__PROBLEM REQUIREMENTS__
Write out the passage on job-site communication devices word for word, between "Communication is critical" and "with a task.", inclusive.

__SOURCE PASSAGE__
Communication is critical on job sites where workers must be able to clearly interact with one another. Whether for issuing warnings or coordinating movements, audio devices (like cell phones and radios) can help increase the speed and accuracy of communication among workers. Although radios provide good voice communications between workers, there are some notable downsides:
- Half-duplex – this type of communication can go back and forth between workers, but only in one direction at a time
- Push-to-talk – on many devices, the worker must push a button to begin transmission
- Wires – many systems require wires to connect the microphone to the transceiver unit, which can be a nuisance and even a safety concern
Devices that have any of the above characteristics can often slow down worker communication and require the use of a hand that’s already occupied with a task.
How smartphones are different than half-duplex devices
Unlike radios, smartphones are duplex devices that allow simultaneous two-way communication between workers. When paired with a device with Bluetooth® wireless technology, the communication equipment can also become wireless and hands-free. Removing the need for a wire on a device helps prevent
- Worker distractions
- Interference with tools or equipment on the job
- Snagged wires that could cause an accident
For worksites that allow the use of smartphones, another benefit is that many types of devices allow project managers or safety personnel to monitor the progress of job operations from remote locations. Smartphones also allow cross-communication between workers in different areas of the job site, allowing them to communicate more accurately and easily with one another. Smartphones can also be used in training new workers. Using a smartphone on the job can allow trainees or apprentices to observe and hear communications between experienced workers.

__Document layout analysis data__

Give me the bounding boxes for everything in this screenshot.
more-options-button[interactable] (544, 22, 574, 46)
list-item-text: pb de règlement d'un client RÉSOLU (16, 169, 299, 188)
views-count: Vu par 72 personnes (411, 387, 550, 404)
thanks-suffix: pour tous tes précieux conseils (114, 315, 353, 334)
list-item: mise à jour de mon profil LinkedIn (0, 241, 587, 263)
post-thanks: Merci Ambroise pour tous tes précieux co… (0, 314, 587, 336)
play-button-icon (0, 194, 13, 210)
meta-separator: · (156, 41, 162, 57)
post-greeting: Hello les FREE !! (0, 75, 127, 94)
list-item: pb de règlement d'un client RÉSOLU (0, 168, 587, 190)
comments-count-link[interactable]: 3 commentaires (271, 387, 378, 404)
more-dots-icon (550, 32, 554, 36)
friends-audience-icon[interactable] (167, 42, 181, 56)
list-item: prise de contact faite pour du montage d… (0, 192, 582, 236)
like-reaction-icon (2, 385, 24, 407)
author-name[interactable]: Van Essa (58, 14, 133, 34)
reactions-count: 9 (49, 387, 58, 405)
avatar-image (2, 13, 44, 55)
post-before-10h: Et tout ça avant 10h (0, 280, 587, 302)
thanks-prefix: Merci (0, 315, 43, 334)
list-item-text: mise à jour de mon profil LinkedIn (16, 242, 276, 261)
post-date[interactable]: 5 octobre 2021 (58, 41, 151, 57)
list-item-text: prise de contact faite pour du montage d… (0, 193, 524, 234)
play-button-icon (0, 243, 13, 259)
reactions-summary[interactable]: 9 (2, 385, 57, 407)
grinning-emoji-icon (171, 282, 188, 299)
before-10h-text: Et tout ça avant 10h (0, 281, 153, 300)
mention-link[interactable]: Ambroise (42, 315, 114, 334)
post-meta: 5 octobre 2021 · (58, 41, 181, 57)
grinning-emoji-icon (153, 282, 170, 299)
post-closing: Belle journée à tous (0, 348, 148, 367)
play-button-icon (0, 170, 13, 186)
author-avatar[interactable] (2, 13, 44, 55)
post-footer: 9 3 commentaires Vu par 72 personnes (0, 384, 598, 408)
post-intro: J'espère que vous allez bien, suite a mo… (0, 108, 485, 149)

__TASK OUTPUT__
Communication is critical on job sites where workers must be able to clearly interact with one another. Whether for issuing warnings or coordinating movements, audio devices (like cell phones and radios) can help increase the speed and accuracy of communication among workers. Although radios provide good voice communications between workers, there are some notable downsides:
- Half-duplex – this type of communication can go back and forth between workers, but only in one direction at a time
- Push-to-talk – on many devices, the worker must push a button to begin transmission
- Wires – many systems require wires to connect the microphone to the transceiver unit, which can be a nuisance and even a safety concern
Devices that have any of the above characteristics can often slow down worker communication and require the use of a hand that’s already occupied with a task.